To be done:
Return the number of lines that contain the word "JSON", and return nothing else.

Dataset extract:
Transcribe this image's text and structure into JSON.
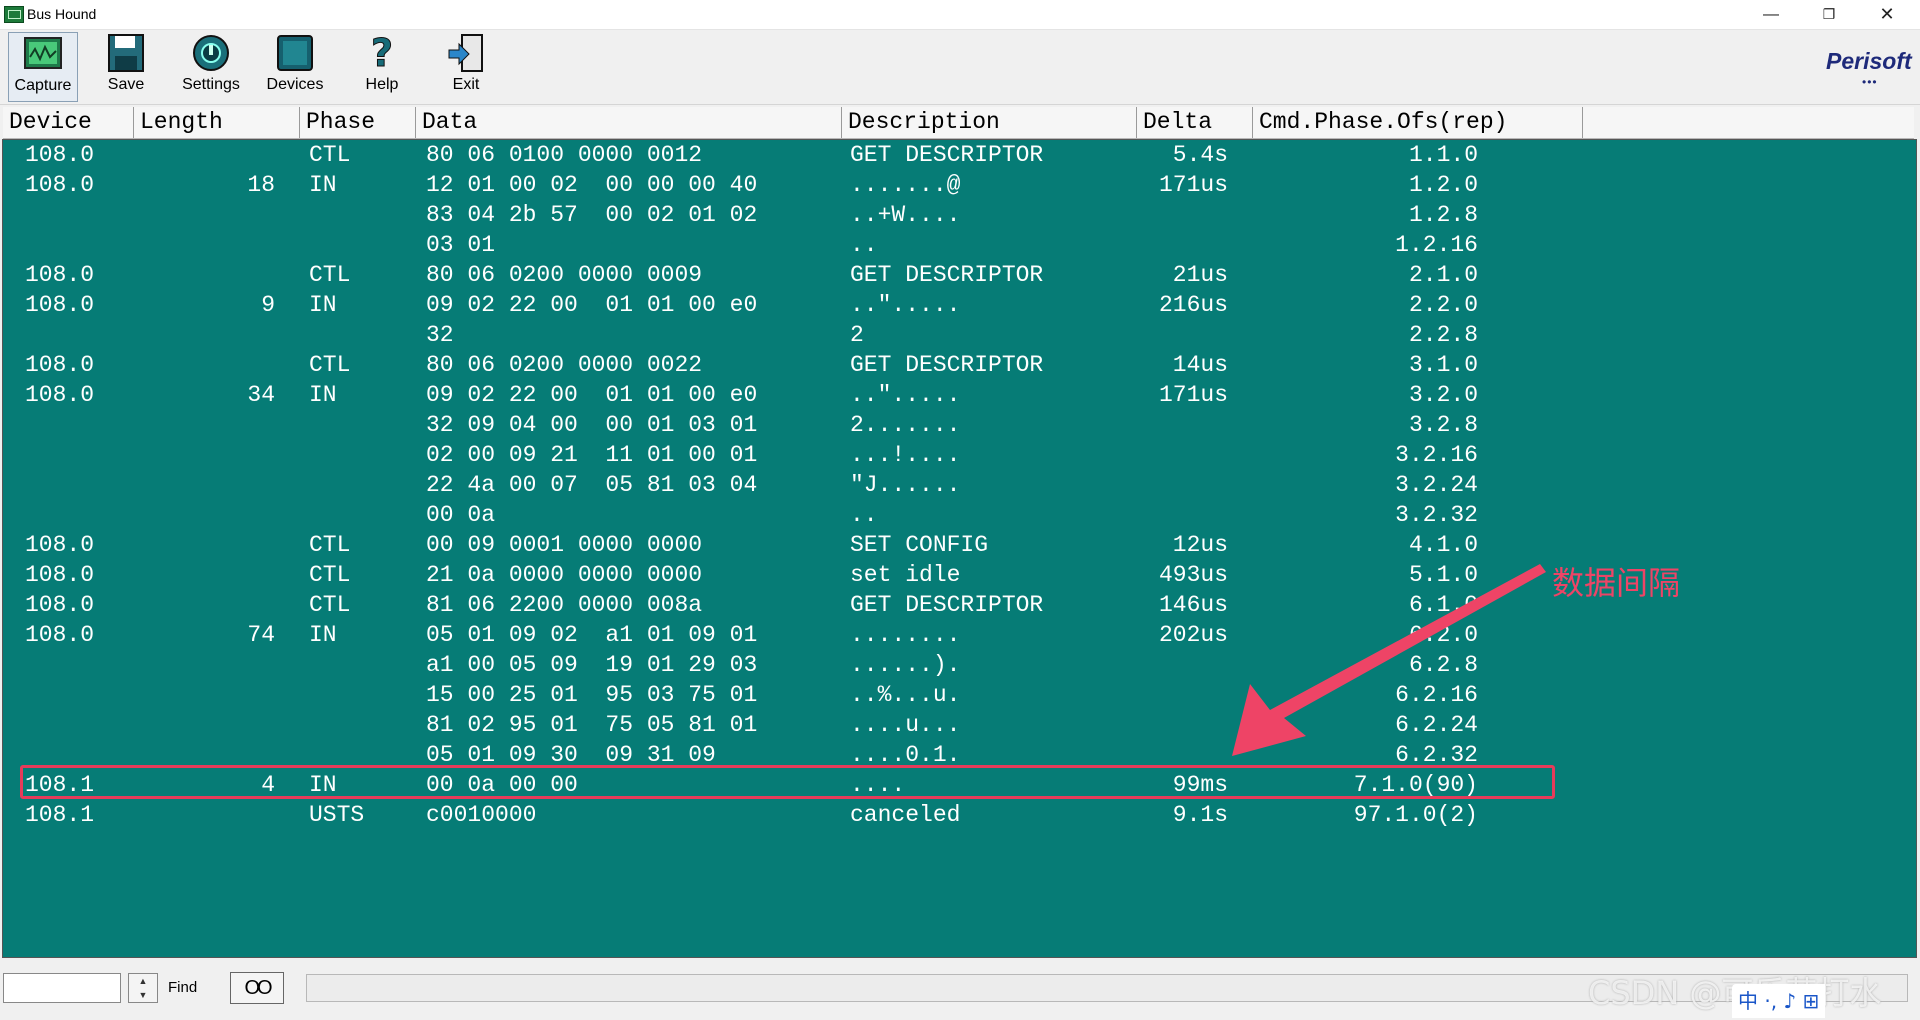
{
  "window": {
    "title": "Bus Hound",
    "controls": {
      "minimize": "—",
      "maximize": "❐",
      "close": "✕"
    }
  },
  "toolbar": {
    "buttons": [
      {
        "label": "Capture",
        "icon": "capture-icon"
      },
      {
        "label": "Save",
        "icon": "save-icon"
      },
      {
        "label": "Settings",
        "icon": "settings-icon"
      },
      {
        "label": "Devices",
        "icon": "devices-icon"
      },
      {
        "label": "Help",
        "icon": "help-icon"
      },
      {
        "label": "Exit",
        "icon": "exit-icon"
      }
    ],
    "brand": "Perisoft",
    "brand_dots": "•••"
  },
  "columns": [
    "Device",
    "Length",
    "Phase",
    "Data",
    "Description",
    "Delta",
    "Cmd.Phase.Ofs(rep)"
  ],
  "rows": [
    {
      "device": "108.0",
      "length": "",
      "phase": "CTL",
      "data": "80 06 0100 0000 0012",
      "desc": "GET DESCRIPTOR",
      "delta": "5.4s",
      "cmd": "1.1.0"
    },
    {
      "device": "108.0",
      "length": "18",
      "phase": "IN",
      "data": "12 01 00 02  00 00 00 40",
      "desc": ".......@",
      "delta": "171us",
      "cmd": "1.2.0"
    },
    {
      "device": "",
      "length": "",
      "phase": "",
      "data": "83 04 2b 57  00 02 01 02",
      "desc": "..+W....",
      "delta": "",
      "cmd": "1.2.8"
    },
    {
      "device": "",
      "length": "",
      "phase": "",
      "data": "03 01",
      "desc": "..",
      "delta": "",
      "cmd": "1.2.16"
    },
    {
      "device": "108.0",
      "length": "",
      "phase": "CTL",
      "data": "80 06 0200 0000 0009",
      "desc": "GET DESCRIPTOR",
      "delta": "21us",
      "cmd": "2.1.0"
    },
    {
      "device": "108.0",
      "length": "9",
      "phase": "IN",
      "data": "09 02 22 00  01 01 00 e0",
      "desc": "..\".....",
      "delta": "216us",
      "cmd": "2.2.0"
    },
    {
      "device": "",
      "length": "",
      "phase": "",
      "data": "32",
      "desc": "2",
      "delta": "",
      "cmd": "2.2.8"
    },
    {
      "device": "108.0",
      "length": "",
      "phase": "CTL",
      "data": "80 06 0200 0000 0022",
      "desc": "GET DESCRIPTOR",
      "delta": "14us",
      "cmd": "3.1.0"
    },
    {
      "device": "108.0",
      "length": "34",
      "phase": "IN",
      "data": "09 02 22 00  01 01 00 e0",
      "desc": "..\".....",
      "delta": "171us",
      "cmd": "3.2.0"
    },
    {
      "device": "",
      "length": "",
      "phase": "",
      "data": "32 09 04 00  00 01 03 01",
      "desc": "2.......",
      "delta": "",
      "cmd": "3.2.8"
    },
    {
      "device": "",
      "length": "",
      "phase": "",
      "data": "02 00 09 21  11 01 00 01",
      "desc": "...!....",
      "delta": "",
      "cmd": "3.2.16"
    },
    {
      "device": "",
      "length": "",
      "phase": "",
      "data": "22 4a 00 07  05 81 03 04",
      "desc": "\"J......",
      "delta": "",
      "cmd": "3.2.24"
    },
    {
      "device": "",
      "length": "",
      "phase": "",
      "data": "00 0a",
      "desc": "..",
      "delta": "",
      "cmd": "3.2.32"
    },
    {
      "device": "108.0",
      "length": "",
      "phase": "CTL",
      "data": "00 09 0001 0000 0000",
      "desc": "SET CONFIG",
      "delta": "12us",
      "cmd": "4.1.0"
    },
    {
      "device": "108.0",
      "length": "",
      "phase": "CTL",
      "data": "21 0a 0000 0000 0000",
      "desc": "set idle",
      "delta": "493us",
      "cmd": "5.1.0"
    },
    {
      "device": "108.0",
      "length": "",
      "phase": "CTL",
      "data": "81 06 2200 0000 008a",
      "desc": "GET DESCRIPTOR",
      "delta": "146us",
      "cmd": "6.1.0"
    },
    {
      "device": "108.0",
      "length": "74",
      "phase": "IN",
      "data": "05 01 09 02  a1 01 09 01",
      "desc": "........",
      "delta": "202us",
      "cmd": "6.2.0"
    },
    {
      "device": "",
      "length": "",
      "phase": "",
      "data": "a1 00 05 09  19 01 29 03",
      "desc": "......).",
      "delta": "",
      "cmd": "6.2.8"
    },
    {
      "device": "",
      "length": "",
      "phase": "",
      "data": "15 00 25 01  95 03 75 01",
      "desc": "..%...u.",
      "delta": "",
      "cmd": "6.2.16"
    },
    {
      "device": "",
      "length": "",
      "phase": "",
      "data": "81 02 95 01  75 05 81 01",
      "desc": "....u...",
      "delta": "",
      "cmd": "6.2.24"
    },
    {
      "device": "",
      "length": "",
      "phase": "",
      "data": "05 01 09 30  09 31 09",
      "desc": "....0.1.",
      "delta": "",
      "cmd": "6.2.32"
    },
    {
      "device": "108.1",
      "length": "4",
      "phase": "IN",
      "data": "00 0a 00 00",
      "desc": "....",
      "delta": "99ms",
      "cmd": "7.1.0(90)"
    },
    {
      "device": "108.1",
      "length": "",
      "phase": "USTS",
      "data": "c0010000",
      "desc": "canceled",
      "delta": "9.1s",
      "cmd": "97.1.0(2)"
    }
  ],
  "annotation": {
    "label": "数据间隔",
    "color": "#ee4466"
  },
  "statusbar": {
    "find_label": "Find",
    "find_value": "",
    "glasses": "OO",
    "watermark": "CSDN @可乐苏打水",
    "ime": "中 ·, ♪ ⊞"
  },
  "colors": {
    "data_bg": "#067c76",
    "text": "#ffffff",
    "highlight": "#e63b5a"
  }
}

---

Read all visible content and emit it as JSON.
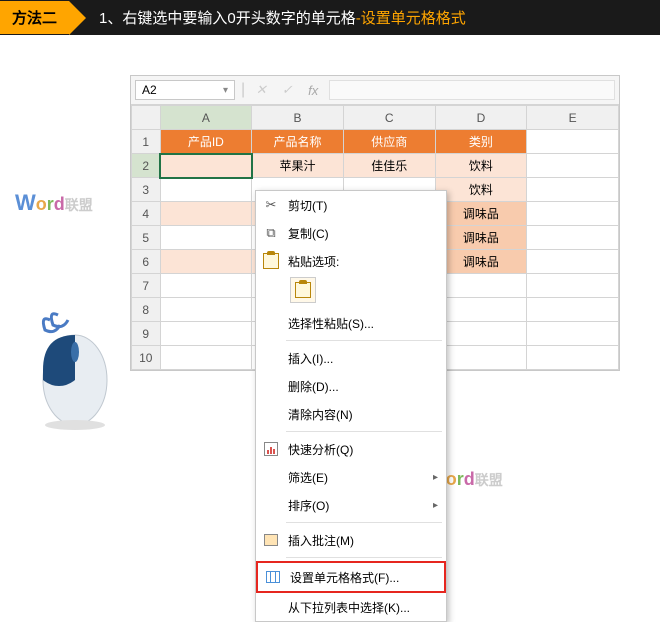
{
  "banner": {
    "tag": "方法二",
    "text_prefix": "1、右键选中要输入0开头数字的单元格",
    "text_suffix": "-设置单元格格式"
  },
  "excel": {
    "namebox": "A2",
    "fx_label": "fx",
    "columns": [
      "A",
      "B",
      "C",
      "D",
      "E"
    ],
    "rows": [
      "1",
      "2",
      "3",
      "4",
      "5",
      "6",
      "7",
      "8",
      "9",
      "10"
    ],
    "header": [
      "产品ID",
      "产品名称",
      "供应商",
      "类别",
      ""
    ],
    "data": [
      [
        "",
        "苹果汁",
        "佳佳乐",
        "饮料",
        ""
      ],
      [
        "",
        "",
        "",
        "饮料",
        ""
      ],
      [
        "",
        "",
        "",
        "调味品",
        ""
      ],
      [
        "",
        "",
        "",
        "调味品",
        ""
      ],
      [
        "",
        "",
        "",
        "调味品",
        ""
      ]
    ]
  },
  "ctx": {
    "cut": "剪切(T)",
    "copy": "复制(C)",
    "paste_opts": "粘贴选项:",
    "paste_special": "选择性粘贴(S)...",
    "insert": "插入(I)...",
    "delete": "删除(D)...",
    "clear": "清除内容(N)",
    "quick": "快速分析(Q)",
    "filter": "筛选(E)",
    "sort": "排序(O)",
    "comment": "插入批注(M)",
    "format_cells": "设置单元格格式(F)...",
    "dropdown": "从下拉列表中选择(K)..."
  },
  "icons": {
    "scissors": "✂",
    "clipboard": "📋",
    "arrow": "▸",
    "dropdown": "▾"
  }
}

The answer:
2